TASK BRIEF
Copy out the items verbatim, beginning at the line containing "513, 352, 523]" and ending after the line containing "818, 524, 835]".

-------- INPUT RECORDS --------

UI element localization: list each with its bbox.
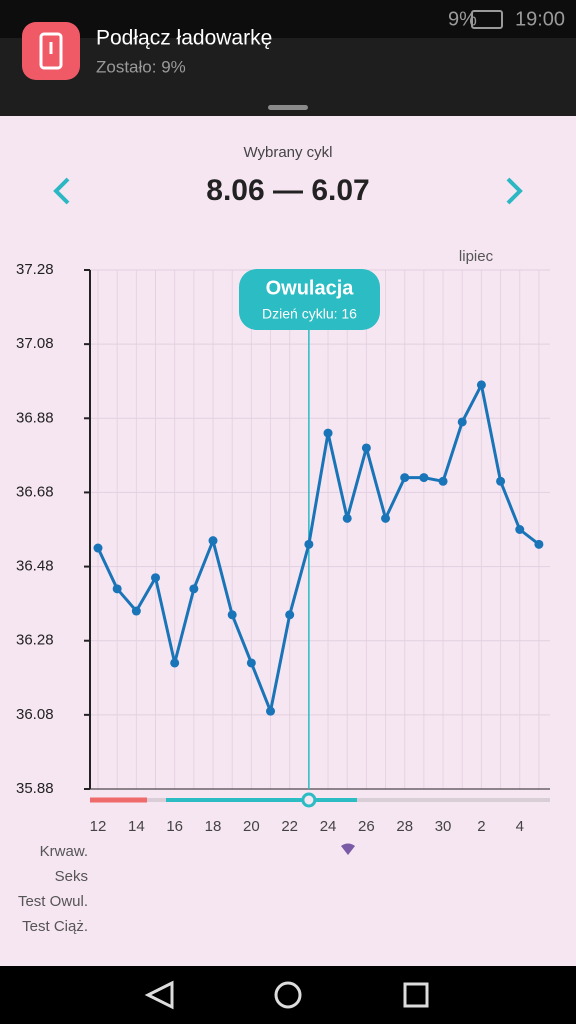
temperature-point	[342, 513, 352, 523]
ovulation-dot	[301, 792, 317, 808]
temperature-point	[438, 476, 448, 486]
temperature-point	[266, 706, 276, 716]
y-tick-label: 37.08	[16, 335, 54, 352]
temperature-point	[496, 476, 506, 486]
temperature-point	[361, 443, 371, 453]
x-tick-label: 4	[516, 818, 524, 835]
temperature-point	[189, 584, 199, 594]
battery-level: 9%	[448, 8, 477, 30]
nav-bar	[0, 966, 576, 1024]
temperature-point	[208, 536, 218, 546]
temperature-point	[534, 539, 544, 549]
temperature-line	[96, 383, 540, 713]
next-cycle[interactable]	[506, 177, 523, 205]
temperature-point	[227, 610, 237, 620]
temperature-point	[304, 539, 314, 549]
row-label: Krwaw.	[40, 843, 88, 860]
ovulation-title: Owulacja	[266, 277, 355, 299]
battery-icon	[471, 10, 503, 29]
prev-cycle[interactable]	[53, 177, 70, 205]
temperature-point	[246, 658, 256, 668]
x-tick-label: 30	[435, 818, 452, 835]
y-tick-label: 36.88	[16, 409, 54, 426]
temperature-point	[151, 573, 161, 583]
status-bar	[0, 0, 576, 38]
temperature-point	[323, 428, 333, 438]
temperature-point	[457, 417, 467, 427]
x-tick-label: 28	[396, 818, 413, 835]
temperature-point	[419, 473, 429, 483]
row-label: Test Ciąż.	[22, 918, 88, 935]
x-tick-label: 12	[90, 818, 107, 835]
event-icon	[341, 843, 355, 855]
y-tick-label: 36.48	[16, 558, 54, 575]
month-label: lipiec	[459, 248, 494, 265]
battery-glyph	[39, 32, 63, 70]
temperature-point	[515, 525, 525, 534]
nav-recent[interactable]	[403, 982, 429, 1008]
temperature-point	[285, 610, 295, 620]
ovulation-bubble	[239, 269, 380, 330]
x-tick-label: 18	[205, 818, 222, 835]
nav-home[interactable]	[274, 981, 302, 1009]
x-tick-label: 20	[243, 818, 260, 835]
y-tick-label: 37.28	[16, 261, 54, 278]
cycle-range: 8.06 — 6.07	[206, 174, 369, 207]
temperature-point	[476, 380, 486, 390]
y-tick-label: 36.08	[16, 706, 54, 723]
y-tick-label: 35.88	[16, 780, 54, 797]
x-tick-label: 24	[320, 818, 337, 835]
x-tick-label: 14	[128, 818, 145, 835]
temperature-point	[131, 606, 141, 616]
temperature-point	[170, 658, 180, 668]
temperature-point	[400, 473, 410, 483]
temperature-point	[381, 513, 391, 523]
row-label: Seks	[55, 868, 88, 885]
drag-handle[interactable]	[268, 105, 308, 110]
temperature-point	[112, 584, 122, 594]
temperature-point	[93, 543, 103, 553]
y-tick-label: 36.68	[16, 483, 54, 500]
x-tick-label: 16	[166, 818, 183, 835]
ovulation-day: Dzień cyklu: 16	[262, 306, 357, 322]
row-label: Test Owul.	[18, 893, 88, 910]
y-tick-label: 36.28	[16, 632, 54, 649]
notification-title[interactable]: Podłącz ładowarkę	[96, 27, 272, 50]
x-tick-label: 26	[358, 818, 375, 835]
notification-text[interactable]: Zostało: 9%	[96, 57, 186, 76]
clock: 19:00	[515, 8, 565, 30]
cycle-label: Wybrany cykl	[243, 144, 332, 161]
x-tick-label: 22	[281, 818, 298, 835]
nav-back[interactable]	[144, 980, 174, 1010]
x-tick-label: 2	[477, 818, 485, 835]
chart: 35.88 36.08 36.28 36.48 36.68 36.88 37.08 37.28…	[16, 248, 550, 935]
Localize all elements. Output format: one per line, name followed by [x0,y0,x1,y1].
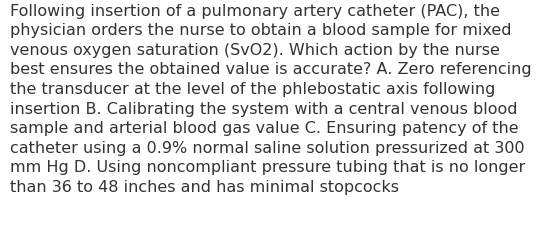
Text: Following insertion of a pulmonary artery catheter (PAC), the
physician orders t: Following insertion of a pulmonary arter… [10,4,532,194]
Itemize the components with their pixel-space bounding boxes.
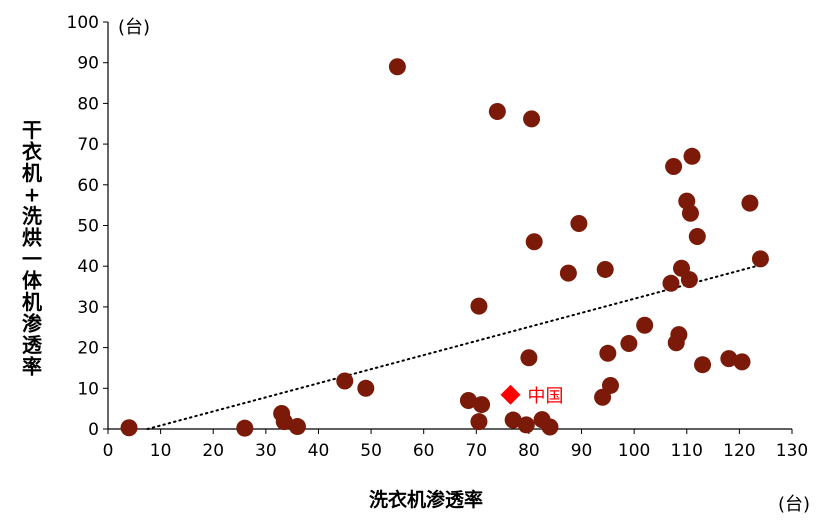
data-point (488, 103, 506, 121)
data-point (733, 353, 751, 371)
y-tick-label: 30 (77, 298, 99, 318)
data-point (275, 413, 293, 431)
highlight-group: 中国 (500, 384, 564, 407)
trendline-group (146, 263, 762, 430)
data-point (683, 147, 701, 165)
y-axis-title-char: 一 (22, 247, 42, 271)
x-tick-label: 50 (360, 441, 382, 461)
data-point (601, 376, 619, 394)
x-tick-label: 60 (413, 441, 435, 461)
x-tick-label: 0 (103, 441, 114, 461)
y-axis-title-char: 率 (22, 355, 42, 379)
data-point (473, 396, 491, 414)
data-point (541, 418, 559, 436)
x-tick-label: 10 (150, 441, 172, 461)
x-tick-label: 20 (202, 441, 224, 461)
data-point (504, 411, 522, 429)
y-axis-title-char: 衣 (22, 140, 42, 164)
highlight-point (500, 384, 521, 405)
x-tick-label: 110 (671, 441, 703, 461)
data-point (680, 271, 698, 289)
y-axis-title-char: 洗 (22, 204, 42, 228)
y-tick-label: 60 (77, 176, 99, 196)
y-tick-label: 90 (77, 54, 99, 74)
y-axis-title-char: 体 (22, 269, 43, 293)
data-point (470, 297, 488, 315)
data-point (751, 250, 769, 268)
data-point (694, 356, 712, 374)
data-point (620, 335, 638, 353)
y-tick-label: 20 (77, 339, 99, 359)
data-point (517, 416, 535, 434)
data-point (681, 204, 699, 222)
y-tick-label: 50 (77, 217, 99, 237)
x-tick-label: 70 (465, 441, 487, 461)
x-unit-label: (台) (778, 494, 810, 515)
y-tick-label: 40 (77, 257, 99, 277)
x-tick-label: 30 (255, 441, 277, 461)
data-point (570, 214, 588, 232)
data-point (665, 157, 683, 175)
y-axis-title-char: 烘 (22, 226, 42, 250)
data-point (525, 233, 543, 251)
x-tick-label: 120 (723, 441, 755, 461)
data-point (596, 260, 614, 278)
data-point (459, 392, 477, 410)
y-tick-label: 0 (88, 420, 99, 440)
y-axis-title-char: 机 (22, 290, 42, 314)
data-point (741, 194, 759, 212)
data-point (520, 349, 538, 367)
x-axis-title: 洗衣机渗透率 (369, 488, 483, 511)
y-tick-label: 100 (67, 13, 99, 33)
trendline (146, 263, 762, 430)
data-point (470, 413, 488, 431)
y-tick-label: 10 (77, 379, 99, 399)
x-tick-label: 90 (571, 441, 593, 461)
data-point (720, 350, 738, 368)
y-axis-title-char: 干 (22, 118, 42, 142)
data-points (120, 58, 769, 437)
x-tick-label: 100 (618, 441, 650, 461)
data-point (357, 379, 375, 397)
data-point (288, 418, 306, 436)
y-axis-title-char: 渗 (22, 312, 43, 336)
data-point (523, 110, 541, 128)
data-point (662, 274, 680, 292)
data-point (599, 344, 617, 362)
data-point (636, 316, 654, 334)
x-tick-label: 40 (308, 441, 330, 461)
data-point (236, 419, 254, 437)
data-point (670, 326, 688, 344)
y-axis-title-char: 机 (22, 161, 42, 185)
y-unit-label: (台) (118, 17, 150, 38)
data-point (120, 419, 138, 437)
y-tick-label: 80 (77, 94, 99, 114)
x-tick-label: 130 (776, 441, 808, 461)
highlight-label: 中国 (528, 386, 564, 407)
x-tick-label: 80 (518, 441, 540, 461)
axes: 0 10 20 30 40 50 60 70 80 90 100 0 10 20 30 40 50 60 70 80 9… (67, 13, 809, 461)
y-axis-title-char: + (24, 183, 41, 207)
y-tick-label: 70 (77, 135, 99, 155)
data-point (336, 372, 354, 390)
data-point (559, 264, 577, 282)
y-axis-title-char: 透 (22, 333, 43, 357)
data-point (688, 227, 706, 245)
data-point (388, 58, 406, 76)
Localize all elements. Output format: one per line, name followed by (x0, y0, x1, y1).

--------

EXERCISE ANSWER
temperature-point	[342, 513, 352, 523]
ovulation-dot	[301, 792, 317, 808]
temperature-point	[438, 476, 448, 486]
temperature-point	[266, 706, 276, 716]
y-tick-label: 37.08	[16, 335, 54, 352]
temperature-point	[496, 476, 506, 486]
temperature-point	[361, 443, 371, 453]
x-tick-label: 4	[516, 818, 524, 835]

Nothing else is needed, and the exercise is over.